Instrucciones de trabajo
1. Resume el extracto de la página en dos oraciones.
2. Indica si cada afirmación coincide con el extracto de la página, respondiendo sí o no y citando las palabras que lo deciden: (a) el cadáver de Mucia apareció a orillas del río Consulado; (b) el hombre denunciado vivía en los barrios miserables de Londres; (c) algunos llegarían a describir a ese hombre como carismático.
3. Según el extracto de la página, ¿a qué se dedicaba Mucia Gallardo?

Extracto de la página
───

De muy lejos llegaban los ecos de las andanzas de Jack el Destripador. Tal vez el foco rojo que se había encendido en los barrios miserables de Londres fueron el acicate que llevó a algunos vecinos de una mujer que en vida se llamó Mucia Gallardo, a denunciar a aquel hombre que se vestía con tanta corrección: ese, habitante del rumbo de Peralvillo, era conocido por violento, por maltratador de mujeres, por vestirse con toda la elegancia que puede pagarse con su oficio. Mucia, la víctima, se dedicaba a la prostitución. Su cadáver, ultrajado y degollado, había aparecido a las orillas del río Consulado. Pero había quien conociera a Mucia, quien le diera materialidad más allá del calificativo con que la profunda desigualdad le quitaba emociones y sentimientos: una prostituta. Ella tenía vecinos, acaso amigos, que se dieron cuenta que, la última vez que vieron a Mucia con vida, estaba en compañía del peculiar personaje, a quien, más tarde, algunos hasta describirían como carismático, capaz de galantear con éxito a una mujer.

───

Datos de predicción de cuadros delimitadores
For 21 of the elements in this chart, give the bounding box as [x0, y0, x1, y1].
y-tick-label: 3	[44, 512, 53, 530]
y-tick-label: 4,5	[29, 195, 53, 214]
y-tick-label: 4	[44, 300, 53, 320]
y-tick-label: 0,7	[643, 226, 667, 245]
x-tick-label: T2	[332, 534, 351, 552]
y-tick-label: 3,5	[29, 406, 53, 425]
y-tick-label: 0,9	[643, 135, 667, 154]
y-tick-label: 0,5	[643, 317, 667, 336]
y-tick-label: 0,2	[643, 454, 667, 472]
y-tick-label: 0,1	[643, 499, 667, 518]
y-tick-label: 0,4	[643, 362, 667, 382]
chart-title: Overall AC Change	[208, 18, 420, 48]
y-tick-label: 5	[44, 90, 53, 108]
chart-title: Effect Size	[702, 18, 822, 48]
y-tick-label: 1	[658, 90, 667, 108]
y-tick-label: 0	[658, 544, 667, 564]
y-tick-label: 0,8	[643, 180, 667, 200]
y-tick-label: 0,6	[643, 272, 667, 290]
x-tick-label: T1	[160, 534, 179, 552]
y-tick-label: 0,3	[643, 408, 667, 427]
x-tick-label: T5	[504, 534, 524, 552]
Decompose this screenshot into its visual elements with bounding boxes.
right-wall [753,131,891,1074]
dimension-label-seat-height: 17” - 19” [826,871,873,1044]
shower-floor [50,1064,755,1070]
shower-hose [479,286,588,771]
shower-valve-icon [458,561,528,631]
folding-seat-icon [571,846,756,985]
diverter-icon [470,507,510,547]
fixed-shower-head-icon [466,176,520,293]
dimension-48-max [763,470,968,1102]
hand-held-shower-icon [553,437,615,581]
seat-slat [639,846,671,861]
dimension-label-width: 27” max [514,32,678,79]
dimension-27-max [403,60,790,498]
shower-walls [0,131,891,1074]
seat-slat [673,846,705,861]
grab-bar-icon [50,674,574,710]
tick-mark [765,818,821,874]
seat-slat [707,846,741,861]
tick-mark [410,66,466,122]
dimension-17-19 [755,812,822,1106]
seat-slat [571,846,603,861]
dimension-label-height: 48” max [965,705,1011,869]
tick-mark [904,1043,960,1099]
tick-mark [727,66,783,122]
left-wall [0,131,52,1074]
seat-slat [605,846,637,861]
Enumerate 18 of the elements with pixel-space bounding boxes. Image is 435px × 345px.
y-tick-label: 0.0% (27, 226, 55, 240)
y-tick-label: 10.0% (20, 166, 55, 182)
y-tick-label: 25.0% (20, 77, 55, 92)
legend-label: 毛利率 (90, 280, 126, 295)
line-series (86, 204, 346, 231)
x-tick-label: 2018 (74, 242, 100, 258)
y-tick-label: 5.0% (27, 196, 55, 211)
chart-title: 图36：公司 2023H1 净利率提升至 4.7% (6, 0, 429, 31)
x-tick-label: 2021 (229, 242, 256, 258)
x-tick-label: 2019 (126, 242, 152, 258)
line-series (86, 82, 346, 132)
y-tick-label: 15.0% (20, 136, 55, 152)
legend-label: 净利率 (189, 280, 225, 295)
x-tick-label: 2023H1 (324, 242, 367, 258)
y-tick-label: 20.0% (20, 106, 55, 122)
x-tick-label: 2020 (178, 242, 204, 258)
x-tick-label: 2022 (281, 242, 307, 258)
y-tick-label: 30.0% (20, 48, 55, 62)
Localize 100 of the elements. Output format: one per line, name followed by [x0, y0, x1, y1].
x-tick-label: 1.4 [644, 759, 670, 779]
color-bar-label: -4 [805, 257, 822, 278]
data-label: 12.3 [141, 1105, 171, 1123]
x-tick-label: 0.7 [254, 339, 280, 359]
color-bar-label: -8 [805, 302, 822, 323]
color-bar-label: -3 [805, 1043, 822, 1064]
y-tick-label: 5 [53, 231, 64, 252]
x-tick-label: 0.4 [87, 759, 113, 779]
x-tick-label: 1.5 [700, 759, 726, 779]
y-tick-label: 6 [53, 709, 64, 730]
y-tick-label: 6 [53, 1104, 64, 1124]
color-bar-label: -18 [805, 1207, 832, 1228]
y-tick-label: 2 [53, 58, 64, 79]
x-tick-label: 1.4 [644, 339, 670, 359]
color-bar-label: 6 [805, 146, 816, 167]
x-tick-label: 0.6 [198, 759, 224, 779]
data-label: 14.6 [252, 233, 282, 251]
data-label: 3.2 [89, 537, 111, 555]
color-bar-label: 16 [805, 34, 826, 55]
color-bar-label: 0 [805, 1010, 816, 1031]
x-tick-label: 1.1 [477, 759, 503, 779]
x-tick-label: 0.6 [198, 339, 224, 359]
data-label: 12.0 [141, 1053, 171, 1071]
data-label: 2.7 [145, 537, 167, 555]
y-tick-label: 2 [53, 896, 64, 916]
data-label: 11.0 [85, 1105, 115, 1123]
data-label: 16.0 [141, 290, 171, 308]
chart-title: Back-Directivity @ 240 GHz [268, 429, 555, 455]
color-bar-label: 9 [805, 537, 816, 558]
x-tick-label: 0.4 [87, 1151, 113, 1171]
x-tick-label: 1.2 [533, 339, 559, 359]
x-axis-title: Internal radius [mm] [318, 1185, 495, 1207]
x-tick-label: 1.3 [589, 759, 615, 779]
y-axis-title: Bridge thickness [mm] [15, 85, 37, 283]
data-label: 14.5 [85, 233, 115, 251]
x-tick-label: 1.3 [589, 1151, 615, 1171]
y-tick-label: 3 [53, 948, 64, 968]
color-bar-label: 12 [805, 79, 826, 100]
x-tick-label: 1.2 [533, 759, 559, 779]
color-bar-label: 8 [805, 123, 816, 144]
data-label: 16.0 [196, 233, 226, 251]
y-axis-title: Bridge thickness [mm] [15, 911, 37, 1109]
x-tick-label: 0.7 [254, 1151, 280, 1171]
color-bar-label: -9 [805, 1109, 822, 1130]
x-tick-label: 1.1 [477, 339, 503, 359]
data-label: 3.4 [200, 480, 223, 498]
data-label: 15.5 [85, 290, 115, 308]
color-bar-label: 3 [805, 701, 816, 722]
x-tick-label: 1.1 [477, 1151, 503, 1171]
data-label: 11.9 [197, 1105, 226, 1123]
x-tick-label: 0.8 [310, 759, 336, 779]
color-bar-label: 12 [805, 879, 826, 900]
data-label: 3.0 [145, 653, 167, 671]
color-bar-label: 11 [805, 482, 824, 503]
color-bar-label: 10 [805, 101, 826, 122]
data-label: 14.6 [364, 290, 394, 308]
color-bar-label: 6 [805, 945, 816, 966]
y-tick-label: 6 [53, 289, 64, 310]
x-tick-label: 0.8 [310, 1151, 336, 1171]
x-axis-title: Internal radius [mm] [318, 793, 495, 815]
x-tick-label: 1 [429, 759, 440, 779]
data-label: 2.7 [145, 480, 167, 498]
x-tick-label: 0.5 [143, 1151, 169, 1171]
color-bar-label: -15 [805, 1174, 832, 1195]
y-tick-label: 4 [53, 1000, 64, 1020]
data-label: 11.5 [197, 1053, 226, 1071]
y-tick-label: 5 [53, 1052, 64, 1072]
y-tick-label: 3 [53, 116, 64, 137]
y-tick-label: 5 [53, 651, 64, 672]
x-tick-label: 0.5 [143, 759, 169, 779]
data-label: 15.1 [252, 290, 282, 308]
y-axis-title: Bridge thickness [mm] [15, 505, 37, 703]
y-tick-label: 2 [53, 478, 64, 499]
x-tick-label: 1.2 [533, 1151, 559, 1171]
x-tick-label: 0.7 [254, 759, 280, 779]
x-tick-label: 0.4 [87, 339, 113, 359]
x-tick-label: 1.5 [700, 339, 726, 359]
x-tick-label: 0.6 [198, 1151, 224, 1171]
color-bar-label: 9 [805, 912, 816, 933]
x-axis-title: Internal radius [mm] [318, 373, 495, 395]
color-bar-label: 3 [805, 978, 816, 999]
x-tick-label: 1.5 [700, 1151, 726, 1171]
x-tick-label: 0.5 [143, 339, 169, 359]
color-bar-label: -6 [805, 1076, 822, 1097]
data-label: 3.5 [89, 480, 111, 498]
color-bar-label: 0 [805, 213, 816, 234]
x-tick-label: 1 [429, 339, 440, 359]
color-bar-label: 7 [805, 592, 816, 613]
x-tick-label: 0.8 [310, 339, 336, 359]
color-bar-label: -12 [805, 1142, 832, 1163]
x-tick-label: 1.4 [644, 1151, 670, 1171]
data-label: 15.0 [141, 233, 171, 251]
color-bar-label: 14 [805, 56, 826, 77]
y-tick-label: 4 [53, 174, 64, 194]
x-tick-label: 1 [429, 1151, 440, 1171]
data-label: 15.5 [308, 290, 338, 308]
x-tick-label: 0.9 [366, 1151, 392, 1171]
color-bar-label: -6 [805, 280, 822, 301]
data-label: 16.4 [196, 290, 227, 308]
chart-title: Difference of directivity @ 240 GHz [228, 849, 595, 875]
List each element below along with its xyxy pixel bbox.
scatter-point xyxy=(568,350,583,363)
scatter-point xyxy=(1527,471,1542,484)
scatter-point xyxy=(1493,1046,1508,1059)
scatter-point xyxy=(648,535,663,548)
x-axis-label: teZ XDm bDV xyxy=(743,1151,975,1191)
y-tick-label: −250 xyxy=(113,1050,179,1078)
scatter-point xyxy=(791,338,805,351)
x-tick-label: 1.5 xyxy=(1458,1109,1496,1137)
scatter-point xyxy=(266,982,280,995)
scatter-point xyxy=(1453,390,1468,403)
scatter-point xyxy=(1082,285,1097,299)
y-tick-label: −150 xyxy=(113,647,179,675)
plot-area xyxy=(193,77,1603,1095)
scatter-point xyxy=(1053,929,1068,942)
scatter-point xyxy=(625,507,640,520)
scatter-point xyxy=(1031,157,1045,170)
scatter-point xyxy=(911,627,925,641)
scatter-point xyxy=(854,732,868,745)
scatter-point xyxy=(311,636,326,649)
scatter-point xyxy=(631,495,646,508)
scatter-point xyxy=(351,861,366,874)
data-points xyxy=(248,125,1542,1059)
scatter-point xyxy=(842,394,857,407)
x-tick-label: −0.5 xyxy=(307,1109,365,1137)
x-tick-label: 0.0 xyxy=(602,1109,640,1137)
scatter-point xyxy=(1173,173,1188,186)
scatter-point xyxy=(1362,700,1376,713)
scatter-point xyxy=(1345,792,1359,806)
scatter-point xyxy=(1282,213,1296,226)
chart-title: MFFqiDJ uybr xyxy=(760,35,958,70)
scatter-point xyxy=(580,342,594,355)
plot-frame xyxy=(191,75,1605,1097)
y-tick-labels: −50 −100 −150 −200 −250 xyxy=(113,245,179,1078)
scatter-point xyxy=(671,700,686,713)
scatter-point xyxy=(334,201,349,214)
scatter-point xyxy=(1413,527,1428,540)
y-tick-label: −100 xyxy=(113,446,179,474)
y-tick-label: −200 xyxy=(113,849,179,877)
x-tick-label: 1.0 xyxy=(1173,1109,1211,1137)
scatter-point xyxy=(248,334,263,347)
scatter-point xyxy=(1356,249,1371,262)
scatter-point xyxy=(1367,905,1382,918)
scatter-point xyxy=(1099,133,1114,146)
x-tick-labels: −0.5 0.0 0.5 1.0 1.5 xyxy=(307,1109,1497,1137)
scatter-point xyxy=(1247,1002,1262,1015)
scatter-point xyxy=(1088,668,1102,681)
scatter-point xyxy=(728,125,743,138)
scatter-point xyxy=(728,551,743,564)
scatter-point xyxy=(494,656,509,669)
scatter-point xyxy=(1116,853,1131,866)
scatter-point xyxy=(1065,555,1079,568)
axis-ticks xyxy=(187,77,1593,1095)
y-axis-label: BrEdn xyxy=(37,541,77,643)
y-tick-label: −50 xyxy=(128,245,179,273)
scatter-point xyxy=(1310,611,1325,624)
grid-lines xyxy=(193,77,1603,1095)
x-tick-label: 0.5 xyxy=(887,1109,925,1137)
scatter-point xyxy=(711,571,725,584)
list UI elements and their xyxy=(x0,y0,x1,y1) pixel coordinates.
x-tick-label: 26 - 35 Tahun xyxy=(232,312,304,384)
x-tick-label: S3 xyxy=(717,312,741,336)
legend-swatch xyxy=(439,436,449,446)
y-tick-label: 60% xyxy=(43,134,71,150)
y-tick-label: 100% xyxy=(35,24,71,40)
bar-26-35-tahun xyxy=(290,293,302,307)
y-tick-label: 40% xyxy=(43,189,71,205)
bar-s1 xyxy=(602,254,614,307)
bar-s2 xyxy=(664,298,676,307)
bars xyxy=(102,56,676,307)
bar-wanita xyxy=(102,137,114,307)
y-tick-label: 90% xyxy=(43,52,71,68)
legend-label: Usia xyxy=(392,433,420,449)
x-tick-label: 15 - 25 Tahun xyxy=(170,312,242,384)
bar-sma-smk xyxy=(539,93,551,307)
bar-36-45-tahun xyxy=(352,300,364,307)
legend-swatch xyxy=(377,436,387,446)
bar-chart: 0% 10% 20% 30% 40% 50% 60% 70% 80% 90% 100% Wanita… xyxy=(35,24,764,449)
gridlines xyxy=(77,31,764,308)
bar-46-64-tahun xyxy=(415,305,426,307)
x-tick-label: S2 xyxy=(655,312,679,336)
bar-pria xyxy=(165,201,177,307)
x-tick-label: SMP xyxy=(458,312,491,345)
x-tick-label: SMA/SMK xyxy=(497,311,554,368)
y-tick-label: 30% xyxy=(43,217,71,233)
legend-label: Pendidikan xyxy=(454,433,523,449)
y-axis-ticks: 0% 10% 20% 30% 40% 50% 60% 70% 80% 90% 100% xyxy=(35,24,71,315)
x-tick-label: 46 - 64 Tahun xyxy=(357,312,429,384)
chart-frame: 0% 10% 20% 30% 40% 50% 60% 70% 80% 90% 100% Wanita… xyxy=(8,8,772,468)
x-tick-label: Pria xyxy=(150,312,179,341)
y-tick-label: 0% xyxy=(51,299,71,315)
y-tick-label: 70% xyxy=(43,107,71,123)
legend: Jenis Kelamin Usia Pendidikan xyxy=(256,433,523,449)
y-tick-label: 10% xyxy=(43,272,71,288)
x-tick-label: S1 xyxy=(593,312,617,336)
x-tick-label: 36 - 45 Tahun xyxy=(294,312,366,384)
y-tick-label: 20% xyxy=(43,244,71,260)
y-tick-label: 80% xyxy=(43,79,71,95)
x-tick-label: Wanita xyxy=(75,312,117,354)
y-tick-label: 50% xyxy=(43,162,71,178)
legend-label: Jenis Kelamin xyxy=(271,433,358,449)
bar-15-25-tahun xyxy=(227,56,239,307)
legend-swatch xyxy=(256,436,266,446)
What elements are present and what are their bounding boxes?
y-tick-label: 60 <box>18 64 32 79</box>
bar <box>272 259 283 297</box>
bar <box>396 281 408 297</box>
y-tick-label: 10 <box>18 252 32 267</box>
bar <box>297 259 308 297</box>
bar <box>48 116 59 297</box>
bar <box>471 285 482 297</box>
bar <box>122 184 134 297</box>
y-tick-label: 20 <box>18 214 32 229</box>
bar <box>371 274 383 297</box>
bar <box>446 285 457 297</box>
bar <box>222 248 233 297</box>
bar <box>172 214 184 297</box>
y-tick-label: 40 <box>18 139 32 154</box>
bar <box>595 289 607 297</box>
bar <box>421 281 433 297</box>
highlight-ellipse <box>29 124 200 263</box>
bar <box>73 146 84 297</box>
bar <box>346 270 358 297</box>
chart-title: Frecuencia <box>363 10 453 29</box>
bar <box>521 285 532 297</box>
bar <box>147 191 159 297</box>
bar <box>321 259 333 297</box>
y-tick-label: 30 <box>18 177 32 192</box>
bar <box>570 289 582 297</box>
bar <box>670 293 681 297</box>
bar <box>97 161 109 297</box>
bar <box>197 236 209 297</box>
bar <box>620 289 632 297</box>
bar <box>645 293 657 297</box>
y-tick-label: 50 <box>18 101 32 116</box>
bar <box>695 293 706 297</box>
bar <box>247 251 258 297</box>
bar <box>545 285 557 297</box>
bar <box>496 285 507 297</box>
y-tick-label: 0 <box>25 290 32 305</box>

───

Respuestas por número
1. Mucia Gallardo, que se dedicaba a la prostitución, apareció ultrajada y degollada a orillas del río Consulado. Algunos de sus vecinos denunciaron a un hombre del rumbo de Peralvillo, conocido por violento y por vestir con elegancia, en cuya compañía la habían visto por última vez con vida.

2.
(a) Sí: "había aparecido a las orillas del río Consulado".
(b) No: "ese, habitante del rumbo de Peralvillo".
(c) Sí: "algunos hasta describirían como carismático".

3. Se dedicaba a la prostitución.